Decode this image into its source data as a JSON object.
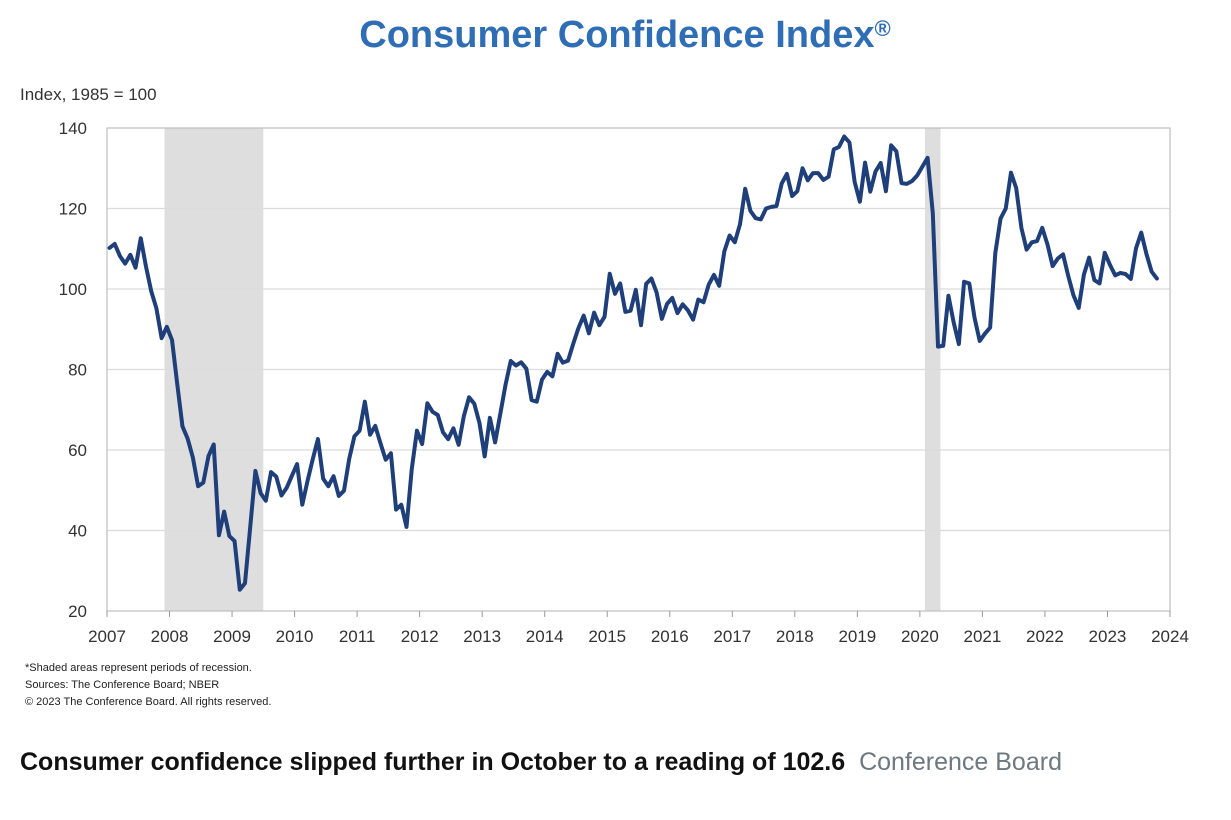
{
  "chart_data": {
    "type": "line",
    "title": "Consumer Confidence Index",
    "title_mark": "®",
    "ylabel": "Index, 1985 = 100",
    "xlabel": "",
    "ylim": [
      20,
      140
    ],
    "yticks": [
      20,
      40,
      60,
      80,
      100,
      120,
      140
    ],
    "xlim": [
      2007,
      2024
    ],
    "xticks": [
      "2007",
      "2008",
      "2009",
      "2010",
      "2011",
      "2012",
      "2013",
      "2014",
      "2015",
      "2016",
      "2017",
      "2018",
      "2019",
      "2020",
      "2021",
      "2022",
      "2023",
      "2024"
    ],
    "grid": true,
    "start": "2007-01",
    "frequency": "monthly",
    "series": [
      {
        "name": "Consumer Confidence Index",
        "color": "#1f3f7a",
        "values": [
          110.2,
          111.2,
          108.2,
          106.3,
          108.5,
          105.3,
          112.6,
          105.6,
          99.5,
          95.2,
          87.8,
          90.6,
          87.3,
          76.4,
          65.9,
          62.8,
          58.1,
          51.0,
          51.9,
          58.5,
          61.4,
          38.8,
          44.7,
          38.6,
          37.4,
          25.3,
          26.9,
          40.8,
          54.8,
          49.3,
          47.4,
          54.5,
          53.4,
          48.7,
          50.6,
          53.6,
          56.5,
          46.4,
          52.3,
          57.7,
          62.7,
          52.9,
          51.0,
          53.5,
          48.6,
          49.9,
          57.8,
          63.4,
          64.8,
          72.0,
          63.8,
          66.0,
          61.7,
          57.6,
          59.2,
          45.2,
          46.4,
          40.9,
          55.2,
          64.8,
          61.5,
          71.6,
          69.5,
          68.7,
          64.4,
          62.7,
          65.4,
          61.3,
          68.4,
          73.1,
          71.5,
          66.7,
          58.4,
          68.0,
          61.9,
          69.0,
          76.2,
          82.1,
          81.0,
          81.8,
          80.2,
          72.4,
          72.0,
          77.5,
          79.4,
          78.3,
          83.9,
          81.7,
          82.2,
          86.4,
          90.3,
          93.4,
          89.0,
          94.1,
          91.0,
          93.1,
          103.8,
          98.8,
          101.4,
          94.3,
          94.6,
          99.8,
          91.0,
          101.3,
          102.6,
          99.1,
          92.6,
          96.3,
          97.8,
          94.0,
          96.2,
          94.7,
          92.4,
          97.4,
          96.7,
          101.1,
          103.5,
          100.8,
          109.4,
          113.3,
          111.6,
          116.1,
          124.9,
          119.4,
          117.6,
          117.3,
          120.0,
          120.4,
          120.6,
          126.2,
          128.6,
          123.1,
          124.3,
          130.0,
          127.0,
          128.8,
          128.8,
          127.1,
          127.9,
          134.7,
          135.3,
          137.9,
          136.4,
          126.6,
          121.7,
          131.4,
          124.2,
          129.2,
          131.3,
          124.3,
          135.7,
          134.2,
          126.3,
          126.1,
          126.8,
          128.2,
          130.4,
          132.6,
          118.8,
          85.7,
          85.9,
          98.3,
          91.7,
          86.3,
          101.8,
          101.4,
          92.9,
          87.1,
          88.9,
          90.4,
          109.0,
          117.5,
          120.0,
          128.9,
          125.1,
          115.2,
          109.8,
          111.6,
          111.9,
          115.2,
          111.1,
          105.7,
          107.6,
          108.6,
          103.2,
          98.4,
          95.3,
          103.6,
          107.8,
          102.2,
          101.4,
          109.0,
          106.0,
          103.4,
          104.0,
          103.7,
          102.5,
          110.1,
          114.0,
          108.7,
          104.3,
          102.6
        ]
      }
    ],
    "recessions": [
      {
        "start": 2007.92,
        "end": 2009.5
      },
      {
        "start": 2020.08,
        "end": 2020.33
      }
    ],
    "recession_color": "#dedede"
  },
  "notes": {
    "shaded": "*Shaded areas represent periods of recession.",
    "sources": "Sources: The Conference Board; NBER",
    "copyright": "© 2023 The Conference Board. All rights reserved."
  },
  "caption": {
    "text": "Consumer confidence slipped further in October to a reading of 102.6",
    "source": "Conference Board"
  }
}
--
> EXERCISE: Are you able to set down all the lines above exactly, without any pictures?

> COMPLETE OUTPUT:
Decode this image into its source data as a JSON object.
{
  "chart_data": {
    "type": "line",
    "title": "Consumer Confidence Index",
    "title_mark": "®",
    "ylabel": "Index, 1985 = 100",
    "xlabel": "",
    "ylim": [
      20,
      140
    ],
    "yticks": [
      20,
      40,
      60,
      80,
      100,
      120,
      140
    ],
    "xlim": [
      2007,
      2024
    ],
    "xticks": [
      "2007",
      "2008",
      "2009",
      "2010",
      "2011",
      "2012",
      "2013",
      "2014",
      "2015",
      "2016",
      "2017",
      "2018",
      "2019",
      "2020",
      "2021",
      "2022",
      "2023",
      "2024"
    ],
    "grid": true,
    "start": "2007-01",
    "frequency": "monthly",
    "series": [
      {
        "name": "Consumer Confidence Index",
        "color": "#1f3f7a",
        "values": [
          110.2,
          111.2,
          108.2,
          106.3,
          108.5,
          105.3,
          112.6,
          105.6,
          99.5,
          95.2,
          87.8,
          90.6,
          87.3,
          76.4,
          65.9,
          62.8,
          58.1,
          51.0,
          51.9,
          58.5,
          61.4,
          38.8,
          44.7,
          38.6,
          37.4,
          25.3,
          26.9,
          40.8,
          54.8,
          49.3,
          47.4,
          54.5,
          53.4,
          48.7,
          50.6,
          53.6,
          56.5,
          46.4,
          52.3,
          57.7,
          62.7,
          52.9,
          51.0,
          53.5,
          48.6,
          49.9,
          57.8,
          63.4,
          64.8,
          72.0,
          63.8,
          66.0,
          61.7,
          57.6,
          59.2,
          45.2,
          46.4,
          40.9,
          55.2,
          64.8,
          61.5,
          71.6,
          69.5,
          68.7,
          64.4,
          62.7,
          65.4,
          61.3,
          68.4,
          73.1,
          71.5,
          66.7,
          58.4,
          68.0,
          61.9,
          69.0,
          76.2,
          82.1,
          81.0,
          81.8,
          80.2,
          72.4,
          72.0,
          77.5,
          79.4,
          78.3,
          83.9,
          81.7,
          82.2,
          86.4,
          90.3,
          93.4,
          89.0,
          94.1,
          91.0,
          93.1,
          103.8,
          98.8,
          101.4,
          94.3,
          94.6,
          99.8,
          91.0,
          101.3,
          102.6,
          99.1,
          92.6,
          96.3,
          97.8,
          94.0,
          96.2,
          94.7,
          92.4,
          97.4,
          96.7,
          101.1,
          103.5,
          100.8,
          109.4,
          113.3,
          111.6,
          116.1,
          124.9,
          119.4,
          117.6,
          117.3,
          120.0,
          120.4,
          120.6,
          126.2,
          128.6,
          123.1,
          124.3,
          130.0,
          127.0,
          128.8,
          128.8,
          127.1,
          127.9,
          134.7,
          135.3,
          137.9,
          136.4,
          126.6,
          121.7,
          131.4,
          124.2,
          129.2,
          131.3,
          124.3,
          135.7,
          134.2,
          126.3,
          126.1,
          126.8,
          128.2,
          130.4,
          132.6,
          118.8,
          85.7,
          85.9,
          98.3,
          91.7,
          86.3,
          101.8,
          101.4,
          92.9,
          87.1,
          88.9,
          90.4,
          109.0,
          117.5,
          120.0,
          128.9,
          125.1,
          115.2,
          109.8,
          111.6,
          111.9,
          115.2,
          111.1,
          105.7,
          107.6,
          108.6,
          103.2,
          98.4,
          95.3,
          103.6,
          107.8,
          102.2,
          101.4,
          109.0,
          106.0,
          103.4,
          104.0,
          103.7,
          102.5,
          110.1,
          114.0,
          108.7,
          104.3,
          102.6
        ]
      }
    ],
    "recessions": [
      {
        "start": 2007.92,
        "end": 2009.5
      },
      {
        "start": 2020.08,
        "end": 2020.33
      }
    ],
    "recession_color": "#dedede"
  },
  "notes": {
    "shaded": "*Shaded areas represent periods of recession.",
    "sources": "Sources: The Conference Board; NBER",
    "copyright": "© 2023 The Conference Board. All rights reserved."
  },
  "caption": {
    "text": "Consumer confidence slipped further in October to a reading of 102.6",
    "source": "Conference Board"
  }
}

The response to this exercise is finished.